##### Given records #####
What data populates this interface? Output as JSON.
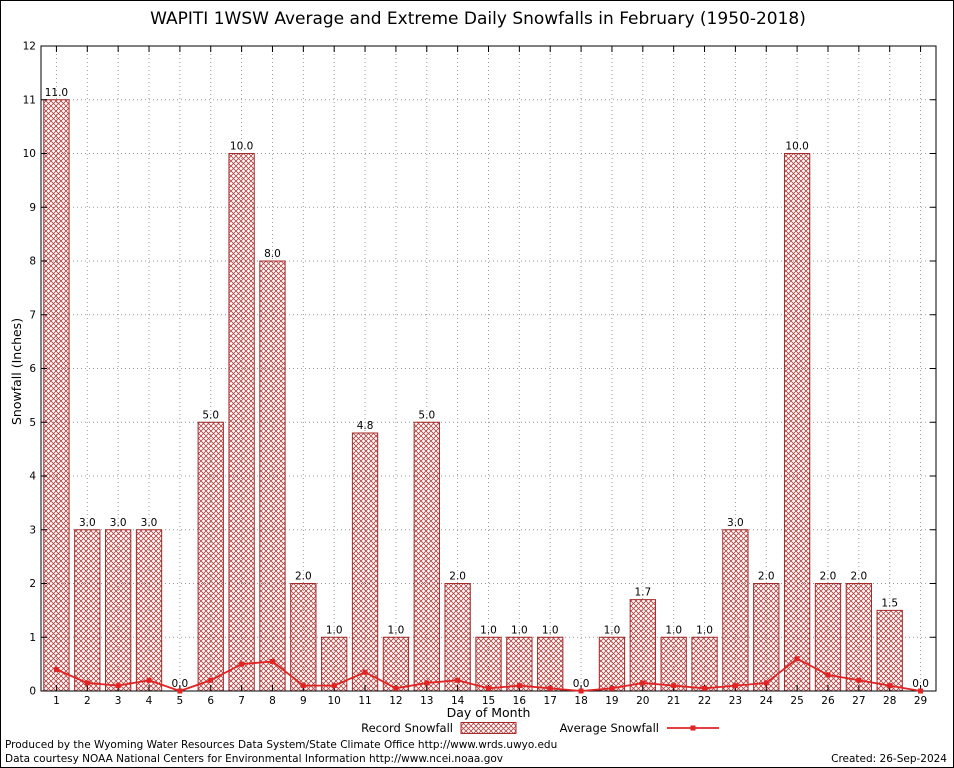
{
  "chart_data": {
    "type": "bar",
    "title": "WAPITI 1WSW Average and Extreme Daily Snowfalls in February (1950-2018)",
    "xlabel": "Day of Month",
    "ylabel": "Snowfall (Inches)",
    "ylim": [
      0,
      12
    ],
    "yticks": [
      0,
      1,
      2,
      3,
      4,
      5,
      6,
      7,
      8,
      9,
      10,
      11,
      12
    ],
    "grid": true,
    "legend_position": "bottom",
    "categories": [
      1,
      2,
      3,
      4,
      5,
      6,
      7,
      8,
      9,
      10,
      11,
      12,
      13,
      14,
      15,
      16,
      17,
      18,
      19,
      20,
      21,
      22,
      23,
      24,
      25,
      26,
      27,
      28,
      29
    ],
    "series": [
      {
        "name": "Record Snowfall",
        "type": "bar",
        "values": [
          11.0,
          3.0,
          3.0,
          3.0,
          0.0,
          5.0,
          10.0,
          8.0,
          2.0,
          1.0,
          4.8,
          1.0,
          5.0,
          2.0,
          1.0,
          1.0,
          1.0,
          0.0,
          1.0,
          1.7,
          1.0,
          1.0,
          3.0,
          2.0,
          10.0,
          2.0,
          2.0,
          1.5,
          0.0
        ]
      },
      {
        "name": "Average Snowfall",
        "type": "line",
        "values": [
          0.4,
          0.15,
          0.1,
          0.2,
          0.0,
          0.2,
          0.5,
          0.55,
          0.1,
          0.1,
          0.35,
          0.05,
          0.15,
          0.2,
          0.05,
          0.1,
          0.05,
          0.0,
          0.05,
          0.15,
          0.1,
          0.05,
          0.1,
          0.15,
          0.6,
          0.3,
          0.2,
          0.1,
          0.0
        ]
      }
    ],
    "colors": {
      "bar_edge": "#a52a2a",
      "bar_hatch": "#b54040",
      "line": "#e02424",
      "grid": "#999999",
      "axis": "#000000"
    }
  },
  "footer": {
    "line1": "Produced by the Wyoming Water Resources Data System/State Climate Office http://www.wrds.uwyo.edu",
    "line2": "Data courtesy NOAA National Centers for Environmental Information http://www.ncei.noaa.gov",
    "created": "Created: 26-Sep-2024"
  }
}
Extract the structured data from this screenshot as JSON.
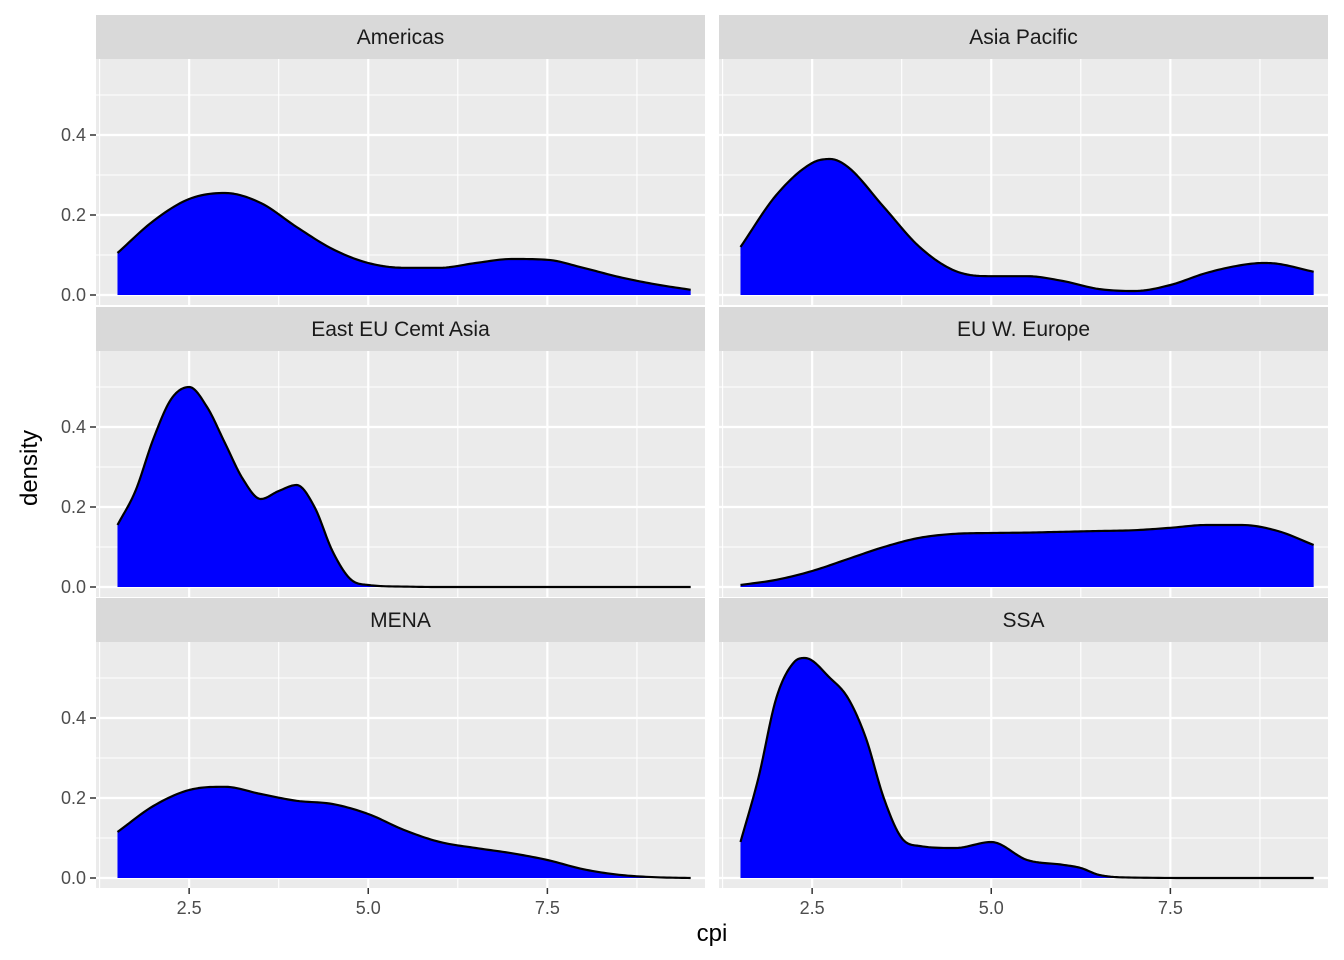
#####
■ Task instructions: Quote the records in full and exactly; skip any image.

■ Complete answer:
What data populates this interface? Output as JSON.
{
  "chart_data": {
    "type": "bar",
    "title": "WAPITI 1WSW Average and Extreme Daily Snowfalls in February (1950-2018)",
    "xlabel": "Day of Month",
    "ylabel": "Snowfall (Inches)",
    "ylim": [
      0,
      12
    ],
    "yticks": [
      0,
      1,
      2,
      3,
      4,
      5,
      6,
      7,
      8,
      9,
      10,
      11,
      12
    ],
    "grid": true,
    "legend_position": "bottom",
    "categories": [
      1,
      2,
      3,
      4,
      5,
      6,
      7,
      8,
      9,
      10,
      11,
      12,
      13,
      14,
      15,
      16,
      17,
      18,
      19,
      20,
      21,
      22,
      23,
      24,
      25,
      26,
      27,
      28,
      29
    ],
    "series": [
      {
        "name": "Record Snowfall",
        "type": "bar",
        "values": [
          11.0,
          3.0,
          3.0,
          3.0,
          0.0,
          5.0,
          10.0,
          8.0,
          2.0,
          1.0,
          4.8,
          1.0,
          5.0,
          2.0,
          1.0,
          1.0,
          1.0,
          0.0,
          1.0,
          1.7,
          1.0,
          1.0,
          3.0,
          2.0,
          10.0,
          2.0,
          2.0,
          1.5,
          0.0
        ]
      },
      {
        "name": "Average Snowfall",
        "type": "line",
        "values": [
          0.4,
          0.15,
          0.1,
          0.2,
          0.0,
          0.2,
          0.5,
          0.55,
          0.1,
          0.1,
          0.35,
          0.05,
          0.15,
          0.2,
          0.05,
          0.1,
          0.05,
          0.0,
          0.05,
          0.15,
          0.1,
          0.05,
          0.1,
          0.15,
          0.6,
          0.3,
          0.2,
          0.1,
          0.0
        ]
      }
    ],
    "colors": {
      "bar_edge": "#a52a2a",
      "bar_hatch": "#b54040",
      "line": "#e02424",
      "grid": "#999999",
      "axis": "#000000"
    }
  },
  "footer": {
    "line1": "Produced by the Wyoming Water Resources Data System/State Climate Office http://www.wrds.uwyo.edu",
    "line2": "Data courtesy NOAA National Centers for Environmental Information http://www.ncei.noaa.gov",
    "created": "Created: 26-Sep-2024"
  }
}
Extract the structured data from this screenshot as JSON.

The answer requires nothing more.